**PROBLEM TO SOLVE**
Using the linear regression post below, explain in one to three sentences why a straight line is fitted to a set of predictors $X$ and an outcome $y$.

Simple Linear Regression

Emmanuel Okwudike | Sat 02 February 2019

Linear Regression is a statistical approach to modeling the relationship between a scalar response(dependent variable) and one or more explanatory variables(independent variables). It is one of the most basic and studied forms of regression analysis and in machine learning, it is one of the fundamental supervised algorithms. A simple Linear Regression would be between a dependent variable and an independent variable.

In this post, I will try to explain some of the concepts of Linear Regression using examples and having a working model in Python.

Notation:

The following notations will be used throughout this post, and in cases of minor changes, I shall do well to state an eleborate description as to how and why, otherwise:

$X$ - training input(Features)

$y$ - training output(Target)

$(X,y)$ - A sample of Training set

$(X^{i}, y^{i})$ - ith batch of training set

$n$ - Number of training features $(X)$

$m$ - Number of training examples

$\theta_{i}$ - Parameters of our Hypothesis.

The Concept of Linear Regression.

The construct below shows the underlying concept of Linear regression; given a set of predictors $X$ and an outcome $y$, we fit a straight line that not only explains the data but also serves as a predictive model for unseen data.

**DATASET ROWS**

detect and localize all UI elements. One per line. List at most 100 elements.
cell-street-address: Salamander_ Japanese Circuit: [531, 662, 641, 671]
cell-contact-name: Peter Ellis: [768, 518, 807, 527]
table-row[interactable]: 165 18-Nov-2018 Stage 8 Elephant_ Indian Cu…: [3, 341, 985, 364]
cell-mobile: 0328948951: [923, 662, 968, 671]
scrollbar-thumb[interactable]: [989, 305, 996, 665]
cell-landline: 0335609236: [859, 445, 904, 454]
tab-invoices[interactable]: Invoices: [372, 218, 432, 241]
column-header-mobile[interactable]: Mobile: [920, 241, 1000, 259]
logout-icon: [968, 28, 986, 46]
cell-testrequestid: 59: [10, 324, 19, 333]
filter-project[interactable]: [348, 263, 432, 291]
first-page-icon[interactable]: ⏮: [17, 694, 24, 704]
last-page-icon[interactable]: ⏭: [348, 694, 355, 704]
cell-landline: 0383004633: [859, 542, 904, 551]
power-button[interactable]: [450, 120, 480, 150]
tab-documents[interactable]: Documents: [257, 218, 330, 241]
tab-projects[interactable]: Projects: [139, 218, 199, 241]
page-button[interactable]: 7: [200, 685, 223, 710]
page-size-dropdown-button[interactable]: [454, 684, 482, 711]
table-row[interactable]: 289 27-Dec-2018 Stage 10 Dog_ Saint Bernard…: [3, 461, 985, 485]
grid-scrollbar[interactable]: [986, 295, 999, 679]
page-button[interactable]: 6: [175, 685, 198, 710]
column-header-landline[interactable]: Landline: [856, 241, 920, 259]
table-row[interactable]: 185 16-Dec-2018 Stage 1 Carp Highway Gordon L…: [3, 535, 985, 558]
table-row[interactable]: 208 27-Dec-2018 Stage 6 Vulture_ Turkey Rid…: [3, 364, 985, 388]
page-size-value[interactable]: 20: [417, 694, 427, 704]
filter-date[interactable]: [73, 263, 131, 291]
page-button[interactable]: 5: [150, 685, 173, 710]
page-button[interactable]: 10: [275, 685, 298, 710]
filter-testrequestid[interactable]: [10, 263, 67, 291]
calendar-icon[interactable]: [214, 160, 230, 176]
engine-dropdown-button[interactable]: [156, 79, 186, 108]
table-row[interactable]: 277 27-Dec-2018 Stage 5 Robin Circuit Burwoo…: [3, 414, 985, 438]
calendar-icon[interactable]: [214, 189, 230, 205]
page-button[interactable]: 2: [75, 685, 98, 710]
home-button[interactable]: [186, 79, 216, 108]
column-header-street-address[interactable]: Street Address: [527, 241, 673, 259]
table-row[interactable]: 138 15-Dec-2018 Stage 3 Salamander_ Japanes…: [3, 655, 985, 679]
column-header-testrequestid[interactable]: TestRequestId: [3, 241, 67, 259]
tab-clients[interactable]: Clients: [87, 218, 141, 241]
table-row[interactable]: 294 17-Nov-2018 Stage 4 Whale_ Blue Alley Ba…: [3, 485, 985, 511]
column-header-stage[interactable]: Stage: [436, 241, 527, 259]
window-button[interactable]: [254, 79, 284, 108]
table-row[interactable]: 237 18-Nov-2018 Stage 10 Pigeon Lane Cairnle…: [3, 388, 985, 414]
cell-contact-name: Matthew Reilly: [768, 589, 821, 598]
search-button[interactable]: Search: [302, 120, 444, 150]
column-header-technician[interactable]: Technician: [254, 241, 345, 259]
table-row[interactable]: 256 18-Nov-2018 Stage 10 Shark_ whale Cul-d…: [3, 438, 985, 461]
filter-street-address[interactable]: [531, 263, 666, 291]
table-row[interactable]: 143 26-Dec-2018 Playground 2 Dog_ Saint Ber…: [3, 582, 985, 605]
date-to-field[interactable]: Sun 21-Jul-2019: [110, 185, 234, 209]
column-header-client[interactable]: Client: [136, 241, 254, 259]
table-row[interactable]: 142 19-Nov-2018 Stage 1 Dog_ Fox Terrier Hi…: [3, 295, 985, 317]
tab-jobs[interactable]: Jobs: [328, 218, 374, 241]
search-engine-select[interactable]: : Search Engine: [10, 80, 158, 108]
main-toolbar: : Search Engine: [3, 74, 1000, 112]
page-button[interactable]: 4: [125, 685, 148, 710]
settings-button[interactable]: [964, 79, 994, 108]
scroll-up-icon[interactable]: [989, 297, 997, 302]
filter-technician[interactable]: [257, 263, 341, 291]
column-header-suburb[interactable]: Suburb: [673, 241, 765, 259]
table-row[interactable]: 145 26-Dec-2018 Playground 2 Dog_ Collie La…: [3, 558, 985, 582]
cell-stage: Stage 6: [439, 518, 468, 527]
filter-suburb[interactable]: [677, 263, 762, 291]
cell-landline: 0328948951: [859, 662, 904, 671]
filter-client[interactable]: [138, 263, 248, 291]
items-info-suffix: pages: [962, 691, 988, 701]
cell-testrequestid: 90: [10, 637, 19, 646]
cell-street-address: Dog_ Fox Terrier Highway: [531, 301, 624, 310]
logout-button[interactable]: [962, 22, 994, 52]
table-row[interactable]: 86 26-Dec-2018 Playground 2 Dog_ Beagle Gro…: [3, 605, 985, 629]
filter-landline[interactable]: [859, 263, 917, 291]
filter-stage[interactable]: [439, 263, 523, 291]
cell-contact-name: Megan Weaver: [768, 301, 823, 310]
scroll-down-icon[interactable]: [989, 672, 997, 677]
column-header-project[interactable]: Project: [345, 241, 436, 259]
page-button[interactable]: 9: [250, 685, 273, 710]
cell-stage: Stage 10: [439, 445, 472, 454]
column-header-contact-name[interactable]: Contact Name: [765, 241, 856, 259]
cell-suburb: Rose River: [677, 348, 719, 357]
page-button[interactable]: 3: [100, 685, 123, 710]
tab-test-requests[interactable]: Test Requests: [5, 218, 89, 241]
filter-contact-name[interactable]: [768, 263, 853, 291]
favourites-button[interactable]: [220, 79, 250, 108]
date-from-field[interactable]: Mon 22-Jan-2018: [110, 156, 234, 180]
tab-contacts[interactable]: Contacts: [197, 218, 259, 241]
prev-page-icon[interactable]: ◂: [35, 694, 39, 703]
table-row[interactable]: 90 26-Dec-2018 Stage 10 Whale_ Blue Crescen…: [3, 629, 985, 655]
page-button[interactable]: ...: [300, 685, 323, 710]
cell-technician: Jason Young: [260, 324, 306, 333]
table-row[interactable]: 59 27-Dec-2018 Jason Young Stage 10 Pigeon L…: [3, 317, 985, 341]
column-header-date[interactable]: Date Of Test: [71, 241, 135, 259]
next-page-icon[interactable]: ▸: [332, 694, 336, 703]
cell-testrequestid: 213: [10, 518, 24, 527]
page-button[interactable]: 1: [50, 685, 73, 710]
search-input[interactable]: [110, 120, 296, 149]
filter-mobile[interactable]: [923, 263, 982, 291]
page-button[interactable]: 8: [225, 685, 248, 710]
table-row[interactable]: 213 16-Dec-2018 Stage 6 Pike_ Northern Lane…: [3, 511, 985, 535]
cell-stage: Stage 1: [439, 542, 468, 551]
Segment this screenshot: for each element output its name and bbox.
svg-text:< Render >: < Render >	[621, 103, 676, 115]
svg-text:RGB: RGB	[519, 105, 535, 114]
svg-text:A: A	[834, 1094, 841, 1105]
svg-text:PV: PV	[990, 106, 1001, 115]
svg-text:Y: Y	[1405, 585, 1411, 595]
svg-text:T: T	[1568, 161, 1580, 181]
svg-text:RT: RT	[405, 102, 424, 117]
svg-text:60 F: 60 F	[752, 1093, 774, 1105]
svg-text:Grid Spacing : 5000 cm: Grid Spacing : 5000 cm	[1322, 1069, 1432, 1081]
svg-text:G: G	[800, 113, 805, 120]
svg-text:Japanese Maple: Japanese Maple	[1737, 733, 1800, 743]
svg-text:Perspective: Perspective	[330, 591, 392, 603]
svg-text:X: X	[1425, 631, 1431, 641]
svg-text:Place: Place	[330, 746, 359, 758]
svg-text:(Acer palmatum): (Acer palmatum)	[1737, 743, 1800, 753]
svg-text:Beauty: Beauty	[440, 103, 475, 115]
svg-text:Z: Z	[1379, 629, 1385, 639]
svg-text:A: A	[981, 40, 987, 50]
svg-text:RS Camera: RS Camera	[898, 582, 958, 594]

**OUTPUT FOR THIS TASK**
The line is fitted because it does two jobs. It explains the data already given, and it also serves as a predictive model for unseen data.